*SUPPLIED DATA*:
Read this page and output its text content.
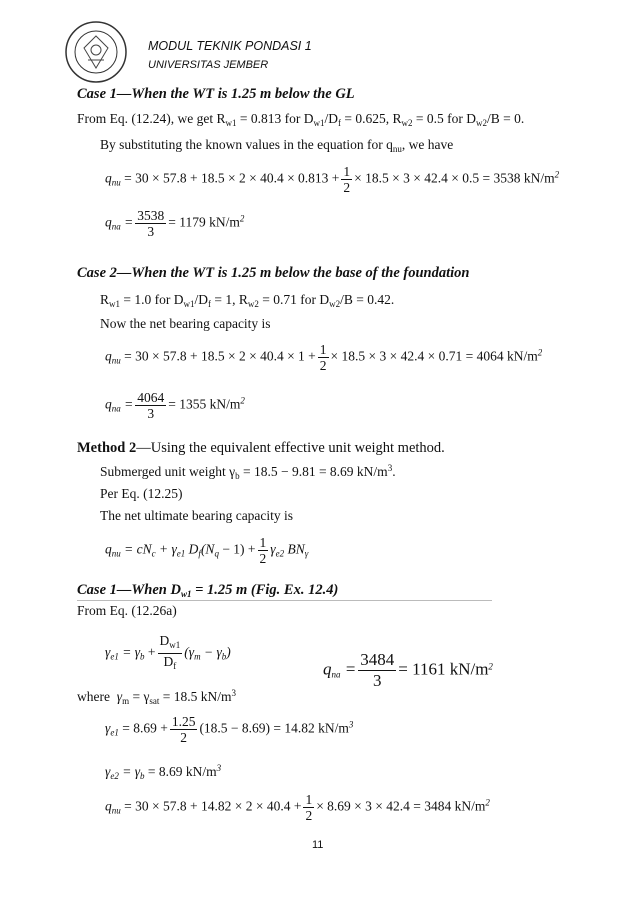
MODUL TEKNIK PONDASI 1
UNIVERSITAS JEMBER
Case 1—When the WT is 1.25 m below the GL
From Eq. (12.24), we get $R_{w1} = 0.813$ for $D_{w1}/D_f = 0.625$, $R_{w2} = 0.5$ for $D_{w2}/B = 0$.
By substituting the known values in the equation for $q_{nu}$, we have
$q_{nu} = 30 \times 57.8 + 18.5 \times 2 \times 40.4 \times 0.813 + \frac{1}{2} \times 18.5 \times 3 \times 42.4 \times 0.5 = 3538$ $kN/m^2$
$q_{na} = \frac{3538}{3} = 1179$ $kN/m^2$
Case 2—When the WT is 1.25 m below the base of the foundation
$R_{w1} = 1.0$ for $D_{w1}/D_f = 1$, $R_{w2} = 0.71$ for $D_{w2}/B = 0.42$.
Now the net bearing capacity is
$q_{nu} = 30 \times 57.8 + 18.5 \times 2 \times 40.4 \times 1 + \frac{1}{2} \times 18.5 \times 3 \times 42.4 \times 0.71 = 4064$ $kN/m^2$
$q_{na} = \frac{4064}{3} = 1355$ $kN/m^2$
Method 2—Using the equivalent effective unit weight method.
Submerged unit weight $\gamma_b = 18.5 - 9.81 = 8.69$ $kN/m^3$.
Per Eq. (12.25)
The net ultimate bearing capacity is
$q_{nu} = cN_c + \gamma_{e1}$ $D_f(N_q - 1) + \frac{1}{2} \gamma_{e2}$ $BN_\gamma$
Case 1—When $D_{w1} = 1.25$ m (Fig. Ex. 12.4)
From Eq. (12.26a)
$\gamma_{e1} = \gamma_b + \frac{D_{w1}}{D_f} (\gamma_m - \gamma_b)$
$q_{na} = \frac{3484}{3} = 1161$ $kN/m^2$
where $\gamma_m = \gamma_{sat} = 18.5$ $kN/m^3$
$\gamma_{e1} = 8.69 + \frac{1.25}{2} (18.5 - 8.69) = 14.82$ $kN/m^3$
$\gamma_{e2} = \gamma_b = 8.69$ $kN/m^3$
$q_{nu} = 30 \times 57.8 + 14.82 \times 2 \times 40.4 + \frac{1}{2} \times 8.69 \times 3 \times 42.4 = 3484$ $kN/m^2$
11
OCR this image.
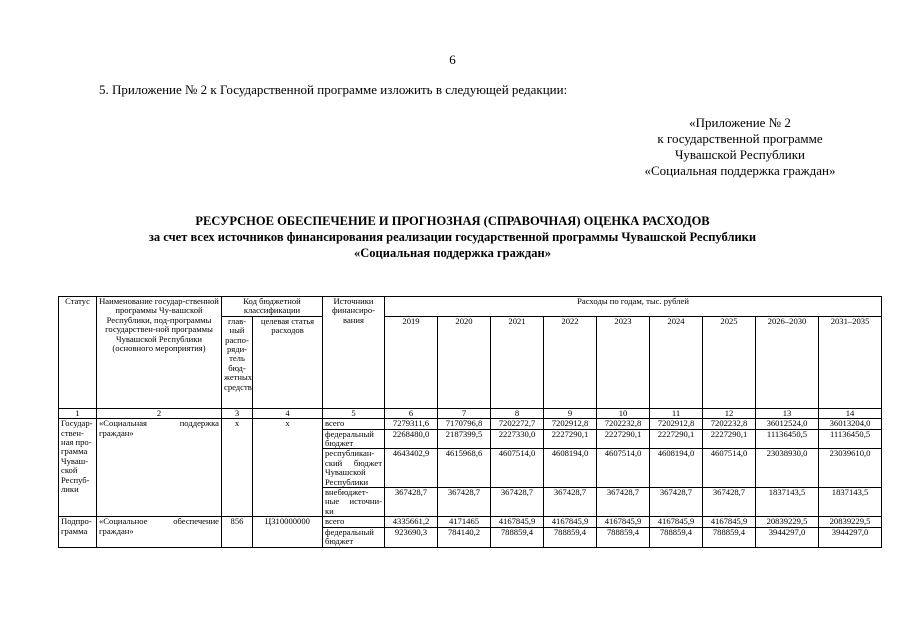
6
5. Приложение № 2 к Государственной программе изложить в следующей редакции:
«Приложение № 2
к государственной программе
Чувашской Республики
«Социальная поддержка граждан»
РЕСУРСНОЕ ОБЕСПЕЧЕНИЕ И ПРОГНОЗНАЯ (СПРАВОЧНАЯ) ОЦЕНКА РАСХОДОВ
за счет всех источников финансирования реализации государственной программы Чувашской Республики
«Социальная поддержка граждан»
Статус	Наименование государ-ственной программы Чу-вашской Республики, под-программы государствен-ной программы Чувашской Республики (основного мероприятия)	Код бюджетной классификации		Источники финансиро-вания	Расходы по годам, тыс. рублей								
		глав-ный распо-ряди-тель бюд-жетных средств	целевая статья расходов		2019	2020	2021	2022	2023	2024	2025	2026–2030	2031–2035
1	2	3	4	5	6	7	8	9	10	11	12	13	14
Государ-ствен-ная про-грамма Чуваш-ской Респуб-лики	«Социальная поддержка граждан»	x	x	всего	7279311,6	7170796,8	7202272,7	7202912,8	7202232,8	7202912,8	7202232,8	36012524,0	36013204,0
				федеральный бюджет	2268480,0	2187399,5	2227330,0	2227290,1	2227290,1	2227290,1	2227290,1	11136450,5	11136450,5
				республикан-ский бюджет Чувашской Республики	4643402,9	4615968,6	4607514,0	4608194,0	4607514,0	4608194,0	4607514,0	23038930,0	23039610,0
				внебюджет-ные источни-ки	367428,7	367428,7	367428,7	367428,7	367428,7	367428,7	367428,7	1837143,5	1837143,5
Подпро-грамма	«Социальное обеспечение граждан»	856	Ц310000000	всего	4335661,2	4171465	4167845,9	4167845,9	4167845,9	4167845,9	4167845,9	20839229,5	20839229,5
				федеральный бюджет	923690,3	784140,2	788859,4	788859,4	788859,4	788859,4	788859,4	3944297,0	3944297,0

*STATED GOAL*:
Repeat the material above verbatim, with no pictures in the output.

*EXERCISE ANSWER*:
Read this page and output its text content.
MODUL TEKNIK PONDASI 1
UNIVERSITAS JEMBER
Case 1—When the WT is 1.25 m below the GL
From Eq. (12.24), we get $R_{w1} = 0.813$ for $D_{w1}/D_f = 0.625$, $R_{w2} = 0.5$ for $D_{w2}/B = 0$.
By substituting the known values in the equation for $q_{nu}$, we have
$q_{nu} = 30 \times 57.8 + 18.5 \times 2 \times 40.4 \times 0.813 + \frac{1}{2} \times 18.5 \times 3 \times 42.4 \times 0.5 = 3538$ $kN/m^2$
$q_{na} = \frac{3538}{3} = 1179$ $kN/m^2$
Case 2—When the WT is 1.25 m below the base of the foundation
$R_{w1} = 1.0$ for $D_{w1}/D_f = 1$, $R_{w2} = 0.71$ for $D_{w2}/B = 0.42$.
Now the net bearing capacity is
$q_{nu} = 30 \times 57.8 + 18.5 \times 2 \times 40.4 \times 1 + \frac{1}{2} \times 18.5 \times 3 \times 42.4 \times 0.71 = 4064$ $kN/m^2$
$q_{na} = \frac{4064}{3} = 1355$ $kN/m^2$
Method 2—Using the equivalent effective unit weight method.
Submerged unit weight $\gamma_b = 18.5 - 9.81 = 8.69$ $kN/m^3$.
Per Eq. (12.25)
The net ultimate bearing capacity is
$q_{nu} = cN_c + \gamma_{e1}$ $D_f(N_q - 1) + \frac{1}{2} \gamma_{e2}$ $BN_\gamma$
Case 1—When $D_{w1} = 1.25$ m (Fig. Ex. 12.4)
From Eq. (12.26a)
$\gamma_{e1} = \gamma_b + \frac{D_{w1}}{D_f} (\gamma_m - \gamma_b)$
$q_{na} = \frac{3484}{3} = 1161$ $kN/m^2$
where $\gamma_m = \gamma_{sat} = 18.5$ $kN/m^3$
$\gamma_{e1} = 8.69 + \frac{1.25}{2} (18.5 - 8.69) = 14.82$ $kN/m^3$
$\gamma_{e2} = \gamma_b = 8.69$ $kN/m^3$
$q_{nu} = 30 \times 57.8 + 14.82 \times 2 \times 40.4 + \frac{1}{2} \times 8.69 \times 3 \times 42.4 = 3484$ $kN/m^2$
11
OCR this image.
6
5. Приложение № 2 к Государственной программе изложить в следующей редакции:
«Приложение № 2
к государственной программе
Чувашской Республики
«Социальная поддержка граждан»
РЕСУРСНОЕ ОБЕСПЕЧЕНИЕ И ПРОГНОЗНАЯ (СПРАВОЧНАЯ) ОЦЕНКА РАСХОДОВ
за счет всех источников финансирования реализации государственной программы Чувашской Республики
«Социальная поддержка граждан»
Статус	Наименование государ-ственной программы Чу-вашской Республики, под-программы государствен-ной программы Чувашской Республики (основного мероприятия)	Код бюджетной классификации		Источники финансиро-вания	Расходы по годам, тыс. рублей								
		глав-ный распо-ряди-тель бюд-жетных средств	целевая статья расходов		2019	2020	2021	2022	2023	2024	2025	2026–2030	2031–2035
1	2	3	4	5	6	7	8	9	10	11	12	13	14
Государ-ствен-ная про-грамма Чуваш-ской Респуб-лики	«Социальная поддержка граждан»	x	x	всего	7279311,6	7170796,8	7202272,7	7202912,8	7202232,8	7202912,8	7202232,8	36012524,0	36013204,0
				федеральный бюджет	2268480,0	2187399,5	2227330,0	2227290,1	2227290,1	2227290,1	2227290,1	11136450,5	11136450,5
				республикан-ский бюджет Чувашской Республики	4643402,9	4615968,6	4607514,0	4608194,0	4607514,0	4608194,0	4607514,0	23038930,0	23039610,0
				внебюджет-ные источни-ки	367428,7	367428,7	367428,7	367428,7	367428,7	367428,7	367428,7	1837143,5	1837143,5
Подпро-грамма	«Социальное обеспечение граждан»	856	Ц310000000	всего	4335661,2	4171465	4167845,9	4167845,9	4167845,9	4167845,9	4167845,9	20839229,5	20839229,5
				федеральный бюджет	923690,3	784140,2	788859,4	788859,4	788859,4	788859,4	788859,4	3944297,0	3944297,0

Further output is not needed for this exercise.